_Work to be completed_
Restate all the material verbatim, except for the pictures.

_The input_

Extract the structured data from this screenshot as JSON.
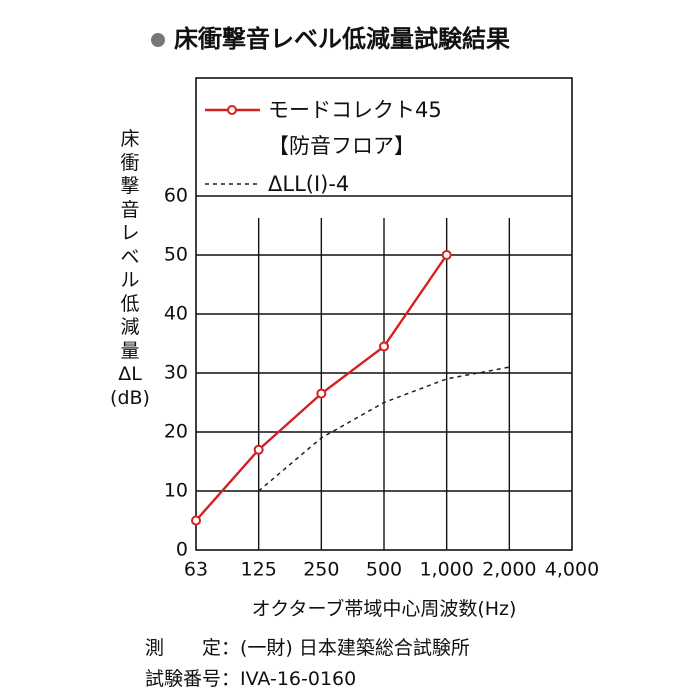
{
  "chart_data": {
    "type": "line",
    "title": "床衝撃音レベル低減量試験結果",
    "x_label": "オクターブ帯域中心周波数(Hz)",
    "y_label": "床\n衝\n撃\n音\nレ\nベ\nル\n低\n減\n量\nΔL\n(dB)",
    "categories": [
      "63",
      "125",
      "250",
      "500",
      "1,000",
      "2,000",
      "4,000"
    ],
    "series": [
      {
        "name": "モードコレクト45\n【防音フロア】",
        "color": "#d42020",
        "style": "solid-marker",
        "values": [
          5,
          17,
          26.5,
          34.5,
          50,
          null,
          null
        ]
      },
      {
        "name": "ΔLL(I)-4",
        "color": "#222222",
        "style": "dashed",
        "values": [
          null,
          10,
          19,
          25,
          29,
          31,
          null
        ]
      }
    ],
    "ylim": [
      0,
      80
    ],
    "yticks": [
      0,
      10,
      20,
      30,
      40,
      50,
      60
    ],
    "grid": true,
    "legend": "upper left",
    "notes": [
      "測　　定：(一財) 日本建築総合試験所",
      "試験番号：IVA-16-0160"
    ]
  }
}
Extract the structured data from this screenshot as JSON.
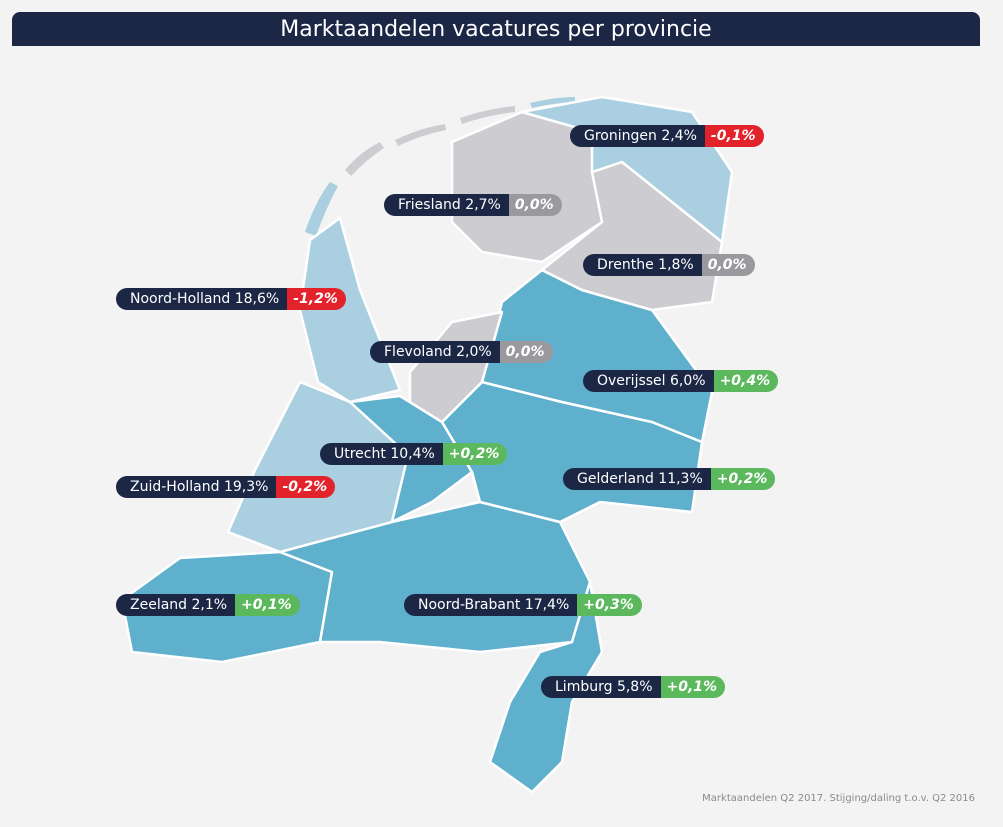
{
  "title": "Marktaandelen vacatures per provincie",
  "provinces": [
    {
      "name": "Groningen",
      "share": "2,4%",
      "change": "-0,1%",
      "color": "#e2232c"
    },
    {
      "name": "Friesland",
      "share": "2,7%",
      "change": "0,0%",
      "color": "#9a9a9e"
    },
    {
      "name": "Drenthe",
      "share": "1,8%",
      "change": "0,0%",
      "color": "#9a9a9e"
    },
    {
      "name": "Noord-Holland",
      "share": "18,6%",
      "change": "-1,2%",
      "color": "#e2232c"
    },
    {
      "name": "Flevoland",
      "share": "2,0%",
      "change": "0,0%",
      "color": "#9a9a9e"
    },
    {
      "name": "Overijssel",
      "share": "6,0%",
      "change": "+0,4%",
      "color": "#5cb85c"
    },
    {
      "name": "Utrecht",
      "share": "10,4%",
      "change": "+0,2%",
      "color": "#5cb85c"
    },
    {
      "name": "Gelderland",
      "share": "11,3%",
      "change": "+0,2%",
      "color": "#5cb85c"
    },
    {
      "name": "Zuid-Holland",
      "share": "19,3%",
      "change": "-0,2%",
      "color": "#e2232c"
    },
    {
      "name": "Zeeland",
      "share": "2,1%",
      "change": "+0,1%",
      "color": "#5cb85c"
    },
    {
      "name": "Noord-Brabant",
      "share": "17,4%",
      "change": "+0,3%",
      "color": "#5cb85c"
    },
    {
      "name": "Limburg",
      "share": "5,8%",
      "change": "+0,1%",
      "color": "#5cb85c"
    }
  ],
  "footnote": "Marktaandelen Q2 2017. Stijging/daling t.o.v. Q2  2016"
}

_Exercise solution_
Extract the structured data from this screenshot as JSON.
{
  "chart_data": {
    "type": "line",
    "title": "床衝撃音レベル低減量試験結果",
    "x_label": "オクターブ帯域中心周波数(Hz)",
    "y_label": "床\n衝\n撃\n音\nレ\nベ\nル\n低\n減\n量\nΔL\n(dB)",
    "categories": [
      "63",
      "125",
      "250",
      "500",
      "1,000",
      "2,000",
      "4,000"
    ],
    "series": [
      {
        "name": "モードコレクト45\n【防音フロア】",
        "color": "#d42020",
        "style": "solid-marker",
        "values": [
          5,
          17,
          26.5,
          34.5,
          50,
          null,
          null
        ]
      },
      {
        "name": "ΔLL(I)-4",
        "color": "#222222",
        "style": "dashed",
        "values": [
          null,
          10,
          19,
          25,
          29,
          31,
          null
        ]
      }
    ],
    "ylim": [
      0,
      80
    ],
    "yticks": [
      0,
      10,
      20,
      30,
      40,
      50,
      60
    ],
    "grid": true,
    "legend": "upper left",
    "notes": [
      "測　　定：(一財) 日本建築総合試験所",
      "試験番号：IVA-16-0160"
    ]
  }
}
Extract the structured data from this screenshot as JSON.
{
  "title": "Marktaandelen vacatures per provincie",
  "provinces": [
    {
      "name": "Groningen",
      "share": "2,4%",
      "change": "-0,1%",
      "color": "#e2232c"
    },
    {
      "name": "Friesland",
      "share": "2,7%",
      "change": "0,0%",
      "color": "#9a9a9e"
    },
    {
      "name": "Drenthe",
      "share": "1,8%",
      "change": "0,0%",
      "color": "#9a9a9e"
    },
    {
      "name": "Noord-Holland",
      "share": "18,6%",
      "change": "-1,2%",
      "color": "#e2232c"
    },
    {
      "name": "Flevoland",
      "share": "2,0%",
      "change": "0,0%",
      "color": "#9a9a9e"
    },
    {
      "name": "Overijssel",
      "share": "6,0%",
      "change": "+0,4%",
      "color": "#5cb85c"
    },
    {
      "name": "Utrecht",
      "share": "10,4%",
      "change": "+0,2%",
      "color": "#5cb85c"
    },
    {
      "name": "Gelderland",
      "share": "11,3%",
      "change": "+0,2%",
      "color": "#5cb85c"
    },
    {
      "name": "Zuid-Holland",
      "share": "19,3%",
      "change": "-0,2%",
      "color": "#e2232c"
    },
    {
      "name": "Zeeland",
      "share": "2,1%",
      "change": "+0,1%",
      "color": "#5cb85c"
    },
    {
      "name": "Noord-Brabant",
      "share": "17,4%",
      "change": "+0,3%",
      "color": "#5cb85c"
    },
    {
      "name": "Limburg",
      "share": "5,8%",
      "change": "+0,1%",
      "color": "#5cb85c"
    }
  ],
  "footnote": "Marktaandelen Q2 2017. Stijging/daling t.o.v. Q2  2016"
}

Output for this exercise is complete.